TASK:
Extract every line from the records below that contains the word "substructure".

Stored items
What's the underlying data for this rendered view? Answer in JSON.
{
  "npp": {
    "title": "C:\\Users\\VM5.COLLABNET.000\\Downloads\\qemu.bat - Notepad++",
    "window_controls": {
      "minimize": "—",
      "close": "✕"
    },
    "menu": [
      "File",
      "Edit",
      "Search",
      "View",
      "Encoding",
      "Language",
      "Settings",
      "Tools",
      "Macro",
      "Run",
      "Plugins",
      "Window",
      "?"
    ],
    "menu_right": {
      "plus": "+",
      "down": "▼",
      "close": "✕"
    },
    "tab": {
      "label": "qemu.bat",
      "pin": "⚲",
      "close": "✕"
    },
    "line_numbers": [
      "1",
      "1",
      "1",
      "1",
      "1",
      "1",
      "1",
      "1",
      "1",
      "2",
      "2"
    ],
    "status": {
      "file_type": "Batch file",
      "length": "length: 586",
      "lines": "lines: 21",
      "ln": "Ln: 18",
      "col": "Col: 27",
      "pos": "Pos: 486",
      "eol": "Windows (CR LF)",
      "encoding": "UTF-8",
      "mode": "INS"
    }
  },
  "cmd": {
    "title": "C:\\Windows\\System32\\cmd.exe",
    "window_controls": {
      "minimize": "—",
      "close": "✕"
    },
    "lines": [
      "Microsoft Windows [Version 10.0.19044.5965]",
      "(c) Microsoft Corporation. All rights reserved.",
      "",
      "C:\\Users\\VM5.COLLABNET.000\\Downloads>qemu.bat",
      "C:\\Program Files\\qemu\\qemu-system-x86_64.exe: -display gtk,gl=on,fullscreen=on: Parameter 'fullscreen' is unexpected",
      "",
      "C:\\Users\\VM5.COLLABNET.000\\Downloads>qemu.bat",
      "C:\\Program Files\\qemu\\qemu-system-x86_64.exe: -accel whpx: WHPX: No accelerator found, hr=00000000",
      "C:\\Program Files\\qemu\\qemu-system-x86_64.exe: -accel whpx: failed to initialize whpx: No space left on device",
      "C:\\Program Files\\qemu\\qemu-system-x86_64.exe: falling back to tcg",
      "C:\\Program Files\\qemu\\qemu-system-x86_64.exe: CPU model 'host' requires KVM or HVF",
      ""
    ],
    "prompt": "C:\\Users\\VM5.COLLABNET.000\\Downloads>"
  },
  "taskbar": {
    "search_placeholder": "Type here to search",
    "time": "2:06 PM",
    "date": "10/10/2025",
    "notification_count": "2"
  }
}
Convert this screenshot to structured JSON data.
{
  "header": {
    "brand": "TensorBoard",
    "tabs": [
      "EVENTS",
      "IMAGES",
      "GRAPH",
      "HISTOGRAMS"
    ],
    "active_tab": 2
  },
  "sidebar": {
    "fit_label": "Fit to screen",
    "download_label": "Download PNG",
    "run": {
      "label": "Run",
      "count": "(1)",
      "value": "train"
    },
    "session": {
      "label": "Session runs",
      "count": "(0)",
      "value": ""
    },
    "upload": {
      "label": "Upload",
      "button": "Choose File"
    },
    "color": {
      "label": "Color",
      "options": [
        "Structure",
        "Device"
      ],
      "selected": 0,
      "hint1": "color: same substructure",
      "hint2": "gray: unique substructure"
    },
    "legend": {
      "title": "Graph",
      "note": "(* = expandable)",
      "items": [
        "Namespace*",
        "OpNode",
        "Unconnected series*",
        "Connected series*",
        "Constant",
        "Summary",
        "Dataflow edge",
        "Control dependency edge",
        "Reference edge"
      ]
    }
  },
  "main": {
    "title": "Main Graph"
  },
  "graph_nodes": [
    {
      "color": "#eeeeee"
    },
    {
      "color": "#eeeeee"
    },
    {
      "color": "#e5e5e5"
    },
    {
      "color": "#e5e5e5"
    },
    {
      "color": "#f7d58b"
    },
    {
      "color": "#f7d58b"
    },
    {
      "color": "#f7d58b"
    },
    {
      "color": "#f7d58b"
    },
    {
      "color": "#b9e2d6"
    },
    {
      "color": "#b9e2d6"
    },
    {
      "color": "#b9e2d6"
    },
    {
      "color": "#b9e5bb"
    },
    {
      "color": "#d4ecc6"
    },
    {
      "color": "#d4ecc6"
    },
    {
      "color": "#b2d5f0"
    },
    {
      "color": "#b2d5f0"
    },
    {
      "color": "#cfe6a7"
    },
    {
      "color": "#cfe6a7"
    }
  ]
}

RIGHT ANSWER:
      "hint1": "color: same substructure",
      "hint2": "gray: unique substructure"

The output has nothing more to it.